-- start of Data --

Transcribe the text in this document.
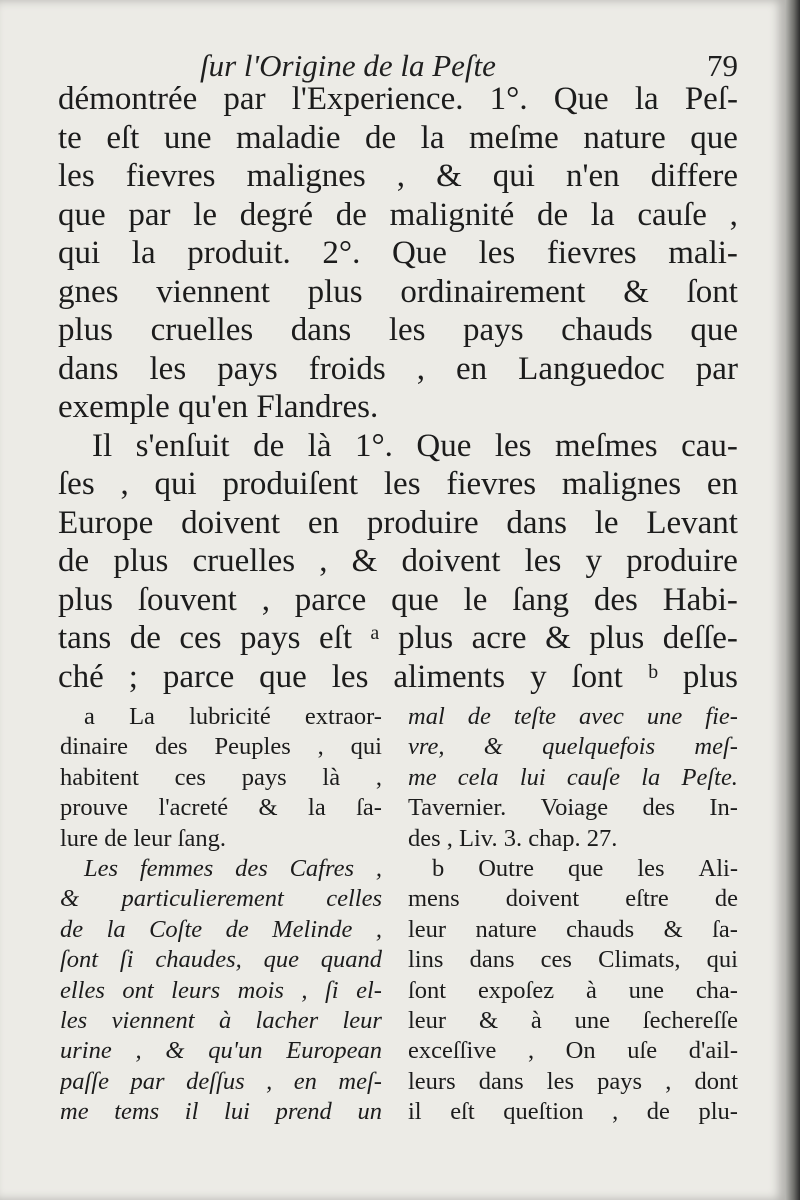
ſur l'Origine de la Peſte	79
démontrée par l'Experience. 1°. Que la Peſ-
te eſt une maladie de la meſme nature que
les fievres malignes , & qui n'en differe
que par le degré de malignité de la cauſe ,
qui la produit. 2°. Que les fievres mali-
gnes viennent plus ordinairement & ſont
plus cruelles dans les pays chauds que
dans les pays froids , en Languedoc par
exemple qu'en Flandres.
Il s'enſuit de là 1°. Que les meſmes cau-
ſes , qui produiſent les fievres malignes en
Europe doivent en produire dans le Levant
de plus cruelles , & doivent les y produire
plus ſouvent , parce que le ſang des Habi-
tans de ces pays eſt ᵃ plus acre & plus deſſe-
ché ; parce que les aliments y ſont ᵇ plus
a La lubricité extraor-
dinaire des Peuples , qui
habitent ces pays là ,
prouve l'acreté & la ſa-
lure de leur ſang.
Les femmes des Cafres ,
& particulierement celles
de la Coſte de Melinde ,
ſont ſi chaudes, que quand
elles ont leurs mois , ſi el-
les viennent à lacher leur
urine , & qu'un European
paſſe par deſſus , en meſ-
me tems il lui prend un
mal de teſte avec une fie-
vre, & quelquefois meſ-
me cela lui cauſe la Peſte.
Tavernier. Voiage des In-
des , Liv. 3. chap. 27.
b Outre que les Ali-
mens doivent eſtre de
leur nature chauds & ſa-
lins dans ces Climats, qui
ſont expoſez à une cha-
leur & à une ſechereſſe
exceſſive , On uſe d'ail-
leurs dans les pays , dont
il eſt queſtion , de plu-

-- end of Data --

* **What is expected**: Copy each line holding the word "Peſte" from the listing above.

* **Response to this exercise**:
ſur l'Origine de la Peſte	79
me cela lui cauſe la Peſte.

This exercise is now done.